• **REQUIRED TASK**
Copy out the data below with every instance of "interactable" replaced by "clickable", leaving the rest unchanged.

• **SUPPLIED ENTRIES**
------------------------------------------------------------------------

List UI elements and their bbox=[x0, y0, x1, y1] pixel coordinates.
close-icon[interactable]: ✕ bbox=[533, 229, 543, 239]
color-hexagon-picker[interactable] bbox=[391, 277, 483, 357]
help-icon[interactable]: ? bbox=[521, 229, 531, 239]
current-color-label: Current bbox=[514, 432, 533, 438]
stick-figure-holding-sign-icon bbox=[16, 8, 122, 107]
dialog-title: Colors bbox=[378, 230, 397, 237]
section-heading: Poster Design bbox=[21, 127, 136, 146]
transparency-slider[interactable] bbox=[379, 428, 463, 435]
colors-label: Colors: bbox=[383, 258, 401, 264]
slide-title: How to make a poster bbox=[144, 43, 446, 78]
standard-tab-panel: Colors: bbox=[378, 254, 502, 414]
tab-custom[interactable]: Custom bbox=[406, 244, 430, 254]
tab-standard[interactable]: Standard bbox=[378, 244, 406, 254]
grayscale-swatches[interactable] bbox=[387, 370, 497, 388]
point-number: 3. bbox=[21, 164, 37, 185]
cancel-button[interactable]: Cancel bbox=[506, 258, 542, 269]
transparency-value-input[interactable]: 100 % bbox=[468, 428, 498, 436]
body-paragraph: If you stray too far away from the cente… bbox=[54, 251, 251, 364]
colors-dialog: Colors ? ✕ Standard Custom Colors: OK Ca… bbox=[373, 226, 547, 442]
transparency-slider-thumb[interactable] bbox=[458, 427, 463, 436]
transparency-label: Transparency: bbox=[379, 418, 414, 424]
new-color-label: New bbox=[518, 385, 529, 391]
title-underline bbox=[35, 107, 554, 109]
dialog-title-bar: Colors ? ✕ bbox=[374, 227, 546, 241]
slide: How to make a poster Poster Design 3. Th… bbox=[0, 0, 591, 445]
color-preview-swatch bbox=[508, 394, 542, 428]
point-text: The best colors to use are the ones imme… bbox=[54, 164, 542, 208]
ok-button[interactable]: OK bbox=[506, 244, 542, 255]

------------------------------------------------------------------------

• **ANSWER**
List UI elements and their bbox=[x0, y0, x1, y1] pixel coordinates.
close-icon[clickable]: ✕ bbox=[533, 229, 543, 239]
color-hexagon-picker[clickable] bbox=[391, 277, 483, 357]
help-icon[clickable]: ? bbox=[521, 229, 531, 239]
current-color-label: Current bbox=[514, 432, 533, 438]
stick-figure-holding-sign-icon bbox=[16, 8, 122, 107]
dialog-title: Colors bbox=[378, 230, 397, 237]
section-heading: Poster Design bbox=[21, 127, 136, 146]
transparency-slider[clickable] bbox=[379, 428, 463, 435]
colors-label: Colors: bbox=[383, 258, 401, 264]
slide-title: How to make a poster bbox=[144, 43, 446, 78]
standard-tab-panel: Colors: bbox=[378, 254, 502, 414]
tab-custom[clickable]: Custom bbox=[406, 244, 430, 254]
tab-standard[clickable]: Standard bbox=[378, 244, 406, 254]
grayscale-swatches[clickable] bbox=[387, 370, 497, 388]
point-number: 3. bbox=[21, 164, 37, 185]
cancel-button[clickable]: Cancel bbox=[506, 258, 542, 269]
transparency-value-input[clickable]: 100 % bbox=[468, 428, 498, 436]
body-paragraph: If you stray too far away from the cente… bbox=[54, 251, 251, 364]
colors-dialog: Colors ? ✕ Standard Custom Colors: OK Ca… bbox=[373, 226, 547, 442]
transparency-slider-thumb[clickable] bbox=[458, 427, 463, 436]
transparency-label: Transparency: bbox=[379, 418, 414, 424]
new-color-label: New bbox=[518, 385, 529, 391]
title-underline bbox=[35, 107, 554, 109]
dialog-title-bar: Colors ? ✕ bbox=[374, 227, 546, 241]
slide: How to make a poster Poster Design 3. Th… bbox=[0, 0, 591, 445]
color-preview-swatch bbox=[508, 394, 542, 428]
point-text: The best colors to use are the ones imme… bbox=[54, 164, 542, 208]
ok-button[clickable]: OK bbox=[506, 244, 542, 255]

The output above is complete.